[Figure dataset records]
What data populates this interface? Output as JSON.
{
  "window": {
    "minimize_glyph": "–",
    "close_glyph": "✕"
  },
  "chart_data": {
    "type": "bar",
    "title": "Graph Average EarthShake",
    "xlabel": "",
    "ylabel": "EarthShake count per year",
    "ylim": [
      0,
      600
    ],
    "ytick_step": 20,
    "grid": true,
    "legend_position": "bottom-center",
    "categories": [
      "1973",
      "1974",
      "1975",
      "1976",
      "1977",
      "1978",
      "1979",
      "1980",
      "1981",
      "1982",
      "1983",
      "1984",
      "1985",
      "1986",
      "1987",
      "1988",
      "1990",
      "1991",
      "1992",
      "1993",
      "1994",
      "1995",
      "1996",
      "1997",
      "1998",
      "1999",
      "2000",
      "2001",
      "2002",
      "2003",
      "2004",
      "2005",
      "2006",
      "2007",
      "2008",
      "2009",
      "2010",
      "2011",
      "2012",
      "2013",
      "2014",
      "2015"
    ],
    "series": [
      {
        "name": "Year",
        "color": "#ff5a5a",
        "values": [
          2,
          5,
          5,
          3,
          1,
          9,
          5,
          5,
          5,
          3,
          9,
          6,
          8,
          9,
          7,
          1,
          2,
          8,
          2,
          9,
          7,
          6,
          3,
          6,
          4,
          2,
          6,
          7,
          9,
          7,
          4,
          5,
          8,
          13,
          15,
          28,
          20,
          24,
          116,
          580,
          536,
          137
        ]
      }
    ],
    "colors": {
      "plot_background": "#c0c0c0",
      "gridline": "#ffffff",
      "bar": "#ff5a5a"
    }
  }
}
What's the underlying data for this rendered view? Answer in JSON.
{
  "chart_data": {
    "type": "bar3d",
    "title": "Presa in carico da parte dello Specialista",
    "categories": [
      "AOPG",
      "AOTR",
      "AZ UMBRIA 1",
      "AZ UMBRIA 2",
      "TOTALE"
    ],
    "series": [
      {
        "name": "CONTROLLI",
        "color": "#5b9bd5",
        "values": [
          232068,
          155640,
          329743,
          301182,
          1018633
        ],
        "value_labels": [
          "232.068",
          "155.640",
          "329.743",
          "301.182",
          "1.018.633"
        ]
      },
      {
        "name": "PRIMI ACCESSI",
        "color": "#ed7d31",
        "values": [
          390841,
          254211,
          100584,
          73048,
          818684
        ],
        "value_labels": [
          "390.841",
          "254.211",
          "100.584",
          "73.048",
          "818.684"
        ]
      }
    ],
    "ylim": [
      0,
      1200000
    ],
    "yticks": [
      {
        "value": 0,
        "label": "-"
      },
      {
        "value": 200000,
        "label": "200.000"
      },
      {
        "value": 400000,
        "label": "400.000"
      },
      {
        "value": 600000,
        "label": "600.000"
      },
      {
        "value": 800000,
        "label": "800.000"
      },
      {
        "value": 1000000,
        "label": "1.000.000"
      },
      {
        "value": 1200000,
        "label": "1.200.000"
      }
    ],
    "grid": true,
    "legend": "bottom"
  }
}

> _Work to do_: Your task is to transcribe the line containing "What's the underlying" and every line after it, through the last line of the data, exactly as written and with nothing more.

> _Completed exercise_:
What's the underlying data for this rendered view? Answer in JSON.
{
  "chart_data": {
    "type": "bar3d",
    "title": "Presa in carico da parte dello Specialista",
    "categories": [
      "AOPG",
      "AOTR",
      "AZ UMBRIA 1",
      "AZ UMBRIA 2",
      "TOTALE"
    ],
    "series": [
      {
        "name": "CONTROLLI",
        "color": "#5b9bd5",
        "values": [
          232068,
          155640,
          329743,
          301182,
          1018633
        ],
        "value_labels": [
          "232.068",
          "155.640",
          "329.743",
          "301.182",
          "1.018.633"
        ]
      },
      {
        "name": "PRIMI ACCESSI",
        "color": "#ed7d31",
        "values": [
          390841,
          254211,
          100584,
          73048,
          818684
        ],
        "value_labels": [
          "390.841",
          "254.211",
          "100.584",
          "73.048",
          "818.684"
        ]
      }
    ],
    "ylim": [
      0,
      1200000
    ],
    "yticks": [
      {
        "value": 0,
        "label": "-"
      },
      {
        "value": 200000,
        "label": "200.000"
      },
      {
        "value": 400000,
        "label": "400.000"
      },
      {
        "value": 600000,
        "label": "600.000"
      },
      {
        "value": 800000,
        "label": "800.000"
      },
      {
        "value": 1000000,
        "label": "1.000.000"
      },
      {
        "value": 1200000,
        "label": "1.200.000"
      }
    ],
    "grid": true,
    "legend": "bottom"
  }
}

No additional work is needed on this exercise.